• [RECORDS SHOWN]
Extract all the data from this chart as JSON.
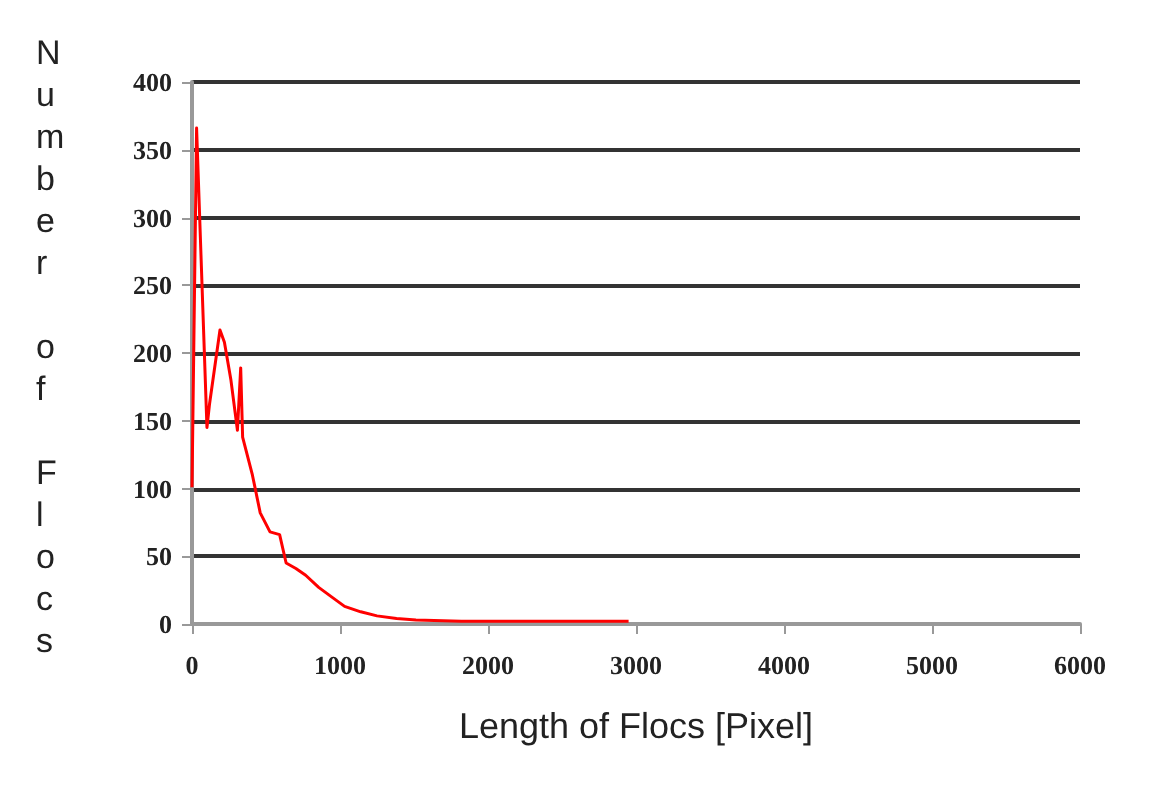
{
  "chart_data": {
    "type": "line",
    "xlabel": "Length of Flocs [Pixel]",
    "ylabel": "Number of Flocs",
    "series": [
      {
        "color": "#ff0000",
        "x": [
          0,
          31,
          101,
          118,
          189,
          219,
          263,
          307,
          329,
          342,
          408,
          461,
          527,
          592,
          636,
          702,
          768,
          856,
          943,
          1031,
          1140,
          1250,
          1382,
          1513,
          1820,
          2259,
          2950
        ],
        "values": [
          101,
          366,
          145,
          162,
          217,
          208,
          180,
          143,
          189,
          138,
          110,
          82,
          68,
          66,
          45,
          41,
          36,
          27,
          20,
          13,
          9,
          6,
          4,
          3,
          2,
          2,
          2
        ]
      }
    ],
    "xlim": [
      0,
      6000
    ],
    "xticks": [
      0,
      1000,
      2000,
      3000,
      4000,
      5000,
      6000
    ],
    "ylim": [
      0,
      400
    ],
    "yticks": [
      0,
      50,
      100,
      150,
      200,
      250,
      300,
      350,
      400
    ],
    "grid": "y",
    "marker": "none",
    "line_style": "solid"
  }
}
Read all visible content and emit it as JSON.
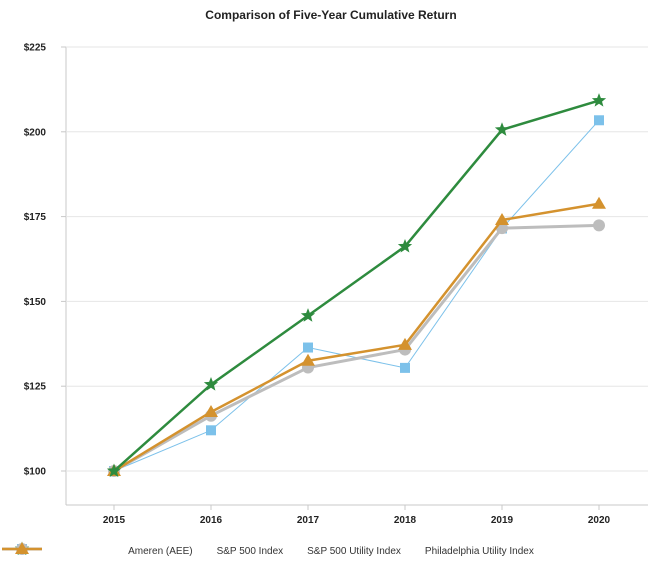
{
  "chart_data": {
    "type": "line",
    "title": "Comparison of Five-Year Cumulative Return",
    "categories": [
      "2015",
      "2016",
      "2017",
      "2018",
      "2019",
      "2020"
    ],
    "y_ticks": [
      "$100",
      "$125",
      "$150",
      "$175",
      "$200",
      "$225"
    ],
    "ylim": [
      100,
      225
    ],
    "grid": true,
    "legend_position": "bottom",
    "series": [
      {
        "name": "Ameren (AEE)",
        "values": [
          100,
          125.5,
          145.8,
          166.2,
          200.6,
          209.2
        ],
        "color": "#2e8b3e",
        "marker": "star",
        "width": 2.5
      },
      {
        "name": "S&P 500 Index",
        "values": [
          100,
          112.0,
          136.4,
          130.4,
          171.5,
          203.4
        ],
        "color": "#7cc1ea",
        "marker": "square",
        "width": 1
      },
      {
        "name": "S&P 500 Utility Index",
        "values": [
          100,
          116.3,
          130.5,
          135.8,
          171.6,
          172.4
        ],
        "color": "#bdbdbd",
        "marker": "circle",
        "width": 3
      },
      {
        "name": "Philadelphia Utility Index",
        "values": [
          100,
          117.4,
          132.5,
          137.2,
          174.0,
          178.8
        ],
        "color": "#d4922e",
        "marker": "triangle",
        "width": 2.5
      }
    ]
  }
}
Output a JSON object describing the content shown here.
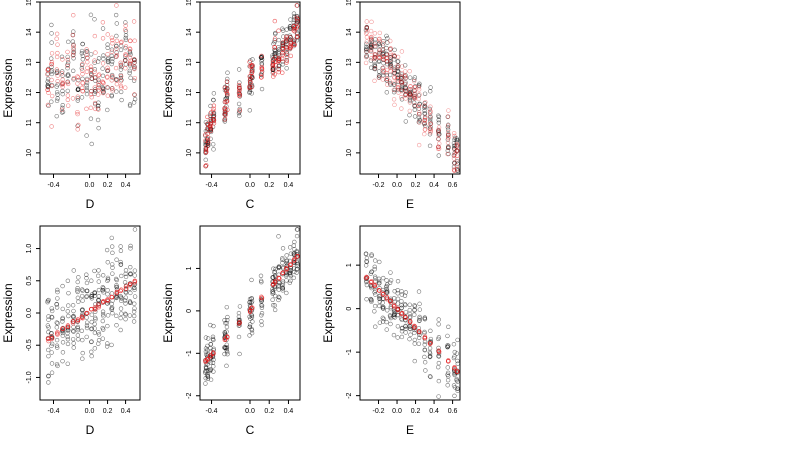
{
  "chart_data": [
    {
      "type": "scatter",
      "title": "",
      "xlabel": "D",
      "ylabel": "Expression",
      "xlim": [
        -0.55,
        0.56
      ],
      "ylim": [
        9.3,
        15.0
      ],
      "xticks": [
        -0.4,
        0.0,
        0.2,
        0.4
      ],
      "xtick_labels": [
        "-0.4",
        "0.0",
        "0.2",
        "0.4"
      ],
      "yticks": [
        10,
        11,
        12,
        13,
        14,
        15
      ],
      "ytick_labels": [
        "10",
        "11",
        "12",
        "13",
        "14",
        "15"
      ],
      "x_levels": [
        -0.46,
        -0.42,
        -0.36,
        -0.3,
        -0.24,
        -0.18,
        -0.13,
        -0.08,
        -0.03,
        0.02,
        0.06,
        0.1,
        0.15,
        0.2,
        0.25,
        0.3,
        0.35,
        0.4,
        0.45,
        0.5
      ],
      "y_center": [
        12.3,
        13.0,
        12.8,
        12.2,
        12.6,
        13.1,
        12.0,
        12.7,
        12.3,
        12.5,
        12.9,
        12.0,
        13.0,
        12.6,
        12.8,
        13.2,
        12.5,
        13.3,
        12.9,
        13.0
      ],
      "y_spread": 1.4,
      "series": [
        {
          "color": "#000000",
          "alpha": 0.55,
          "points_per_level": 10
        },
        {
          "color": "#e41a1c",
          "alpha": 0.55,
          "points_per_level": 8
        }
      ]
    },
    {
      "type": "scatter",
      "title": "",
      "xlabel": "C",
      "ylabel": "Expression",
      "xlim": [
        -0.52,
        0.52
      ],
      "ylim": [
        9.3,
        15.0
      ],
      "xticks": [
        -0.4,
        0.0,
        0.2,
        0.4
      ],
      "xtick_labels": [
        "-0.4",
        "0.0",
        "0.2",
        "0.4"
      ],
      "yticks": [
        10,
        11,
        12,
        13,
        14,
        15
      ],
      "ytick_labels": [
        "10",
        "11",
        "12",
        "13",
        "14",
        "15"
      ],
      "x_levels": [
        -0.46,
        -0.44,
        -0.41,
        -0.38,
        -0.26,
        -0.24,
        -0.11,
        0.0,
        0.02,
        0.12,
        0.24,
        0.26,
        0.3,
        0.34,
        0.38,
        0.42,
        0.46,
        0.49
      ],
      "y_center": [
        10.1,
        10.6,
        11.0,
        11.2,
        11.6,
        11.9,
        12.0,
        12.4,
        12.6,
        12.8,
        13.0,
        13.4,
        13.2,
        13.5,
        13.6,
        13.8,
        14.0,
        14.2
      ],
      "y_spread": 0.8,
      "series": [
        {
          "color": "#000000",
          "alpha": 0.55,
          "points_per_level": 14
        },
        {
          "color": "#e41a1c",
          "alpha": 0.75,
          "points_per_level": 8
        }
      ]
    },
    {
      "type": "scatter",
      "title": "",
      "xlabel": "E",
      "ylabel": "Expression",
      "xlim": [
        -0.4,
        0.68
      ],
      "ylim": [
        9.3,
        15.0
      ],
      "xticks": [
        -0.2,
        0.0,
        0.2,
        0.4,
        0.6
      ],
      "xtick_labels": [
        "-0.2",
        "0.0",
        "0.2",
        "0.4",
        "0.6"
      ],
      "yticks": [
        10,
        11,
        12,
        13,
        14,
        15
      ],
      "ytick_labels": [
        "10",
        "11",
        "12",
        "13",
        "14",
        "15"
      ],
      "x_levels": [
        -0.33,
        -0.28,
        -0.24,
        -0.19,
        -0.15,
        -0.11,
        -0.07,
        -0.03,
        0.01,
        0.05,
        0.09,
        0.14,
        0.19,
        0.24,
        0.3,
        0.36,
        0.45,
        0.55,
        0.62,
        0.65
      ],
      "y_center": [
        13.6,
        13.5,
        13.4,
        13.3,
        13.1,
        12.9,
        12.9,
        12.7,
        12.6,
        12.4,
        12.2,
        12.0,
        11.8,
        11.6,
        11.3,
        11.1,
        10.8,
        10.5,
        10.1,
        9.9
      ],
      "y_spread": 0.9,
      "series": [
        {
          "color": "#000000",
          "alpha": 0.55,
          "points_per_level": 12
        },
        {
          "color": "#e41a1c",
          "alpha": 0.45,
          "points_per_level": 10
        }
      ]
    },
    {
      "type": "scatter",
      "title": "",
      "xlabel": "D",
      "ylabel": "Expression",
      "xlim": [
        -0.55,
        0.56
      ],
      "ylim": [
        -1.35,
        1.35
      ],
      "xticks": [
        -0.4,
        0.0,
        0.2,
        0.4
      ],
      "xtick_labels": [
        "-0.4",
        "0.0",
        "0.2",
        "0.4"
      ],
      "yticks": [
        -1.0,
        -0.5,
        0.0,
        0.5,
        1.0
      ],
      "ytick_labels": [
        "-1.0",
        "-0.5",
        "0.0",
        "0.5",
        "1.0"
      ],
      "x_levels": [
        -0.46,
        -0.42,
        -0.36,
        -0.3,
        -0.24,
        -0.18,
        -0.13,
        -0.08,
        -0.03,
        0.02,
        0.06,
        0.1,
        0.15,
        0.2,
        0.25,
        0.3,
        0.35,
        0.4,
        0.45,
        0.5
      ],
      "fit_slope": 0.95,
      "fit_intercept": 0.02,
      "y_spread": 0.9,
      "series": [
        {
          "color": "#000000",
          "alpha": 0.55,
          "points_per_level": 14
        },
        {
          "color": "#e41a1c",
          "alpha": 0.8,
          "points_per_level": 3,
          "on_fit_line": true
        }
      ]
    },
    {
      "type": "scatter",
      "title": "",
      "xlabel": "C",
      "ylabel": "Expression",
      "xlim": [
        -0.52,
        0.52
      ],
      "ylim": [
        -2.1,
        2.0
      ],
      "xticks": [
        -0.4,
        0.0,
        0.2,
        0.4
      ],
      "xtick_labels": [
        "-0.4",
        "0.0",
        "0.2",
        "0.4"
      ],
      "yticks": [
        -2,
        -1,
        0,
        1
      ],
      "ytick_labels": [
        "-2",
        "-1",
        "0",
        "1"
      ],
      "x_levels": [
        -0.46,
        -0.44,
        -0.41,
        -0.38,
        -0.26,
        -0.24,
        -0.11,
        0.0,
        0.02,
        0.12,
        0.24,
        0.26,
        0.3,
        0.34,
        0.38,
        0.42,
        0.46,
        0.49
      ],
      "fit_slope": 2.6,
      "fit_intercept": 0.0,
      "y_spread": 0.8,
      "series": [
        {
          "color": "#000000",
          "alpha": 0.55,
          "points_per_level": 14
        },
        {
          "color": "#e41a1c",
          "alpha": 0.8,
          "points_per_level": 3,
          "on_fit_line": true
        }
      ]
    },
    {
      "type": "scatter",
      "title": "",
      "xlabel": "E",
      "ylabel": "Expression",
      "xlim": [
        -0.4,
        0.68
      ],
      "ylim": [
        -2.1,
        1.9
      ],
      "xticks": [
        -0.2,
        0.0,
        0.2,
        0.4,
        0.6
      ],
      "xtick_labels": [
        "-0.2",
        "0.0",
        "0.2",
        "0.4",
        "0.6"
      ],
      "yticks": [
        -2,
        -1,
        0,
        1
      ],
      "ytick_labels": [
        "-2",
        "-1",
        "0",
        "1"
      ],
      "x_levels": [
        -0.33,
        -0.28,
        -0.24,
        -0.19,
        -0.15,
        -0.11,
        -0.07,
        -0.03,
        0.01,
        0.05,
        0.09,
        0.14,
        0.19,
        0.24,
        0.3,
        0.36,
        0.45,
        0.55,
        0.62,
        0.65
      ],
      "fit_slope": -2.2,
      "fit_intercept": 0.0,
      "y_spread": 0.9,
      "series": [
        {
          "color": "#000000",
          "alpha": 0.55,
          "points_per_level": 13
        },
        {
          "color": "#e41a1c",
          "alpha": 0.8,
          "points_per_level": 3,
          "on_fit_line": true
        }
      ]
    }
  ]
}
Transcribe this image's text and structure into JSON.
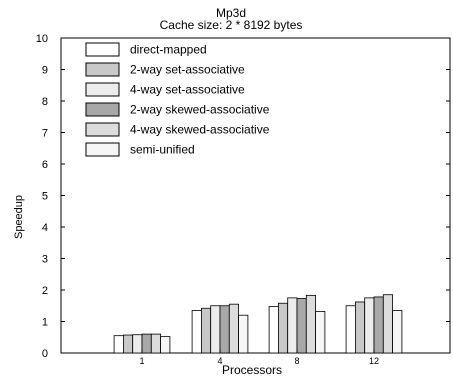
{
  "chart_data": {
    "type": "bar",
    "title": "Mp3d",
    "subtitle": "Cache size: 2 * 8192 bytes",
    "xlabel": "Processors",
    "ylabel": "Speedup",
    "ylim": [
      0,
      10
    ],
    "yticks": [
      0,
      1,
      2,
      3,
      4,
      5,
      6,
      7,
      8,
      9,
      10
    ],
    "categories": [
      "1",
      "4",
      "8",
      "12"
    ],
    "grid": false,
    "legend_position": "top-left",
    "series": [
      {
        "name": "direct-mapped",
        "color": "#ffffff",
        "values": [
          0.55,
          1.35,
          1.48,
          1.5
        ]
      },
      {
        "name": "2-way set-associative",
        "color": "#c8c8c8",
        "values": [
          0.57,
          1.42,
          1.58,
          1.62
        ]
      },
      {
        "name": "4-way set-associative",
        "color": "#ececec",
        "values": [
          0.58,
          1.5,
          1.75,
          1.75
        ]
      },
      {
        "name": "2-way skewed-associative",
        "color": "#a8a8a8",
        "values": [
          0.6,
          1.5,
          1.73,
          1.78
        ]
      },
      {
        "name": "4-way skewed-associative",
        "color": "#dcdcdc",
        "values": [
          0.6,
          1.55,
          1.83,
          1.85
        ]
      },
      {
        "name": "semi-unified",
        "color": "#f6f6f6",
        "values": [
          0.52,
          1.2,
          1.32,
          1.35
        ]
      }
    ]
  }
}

• [EXERCISE DETAILS]
Across the records, how many lines contain "Index"? Only the number should be given.

• [RESPONSE TO THE TASK]
3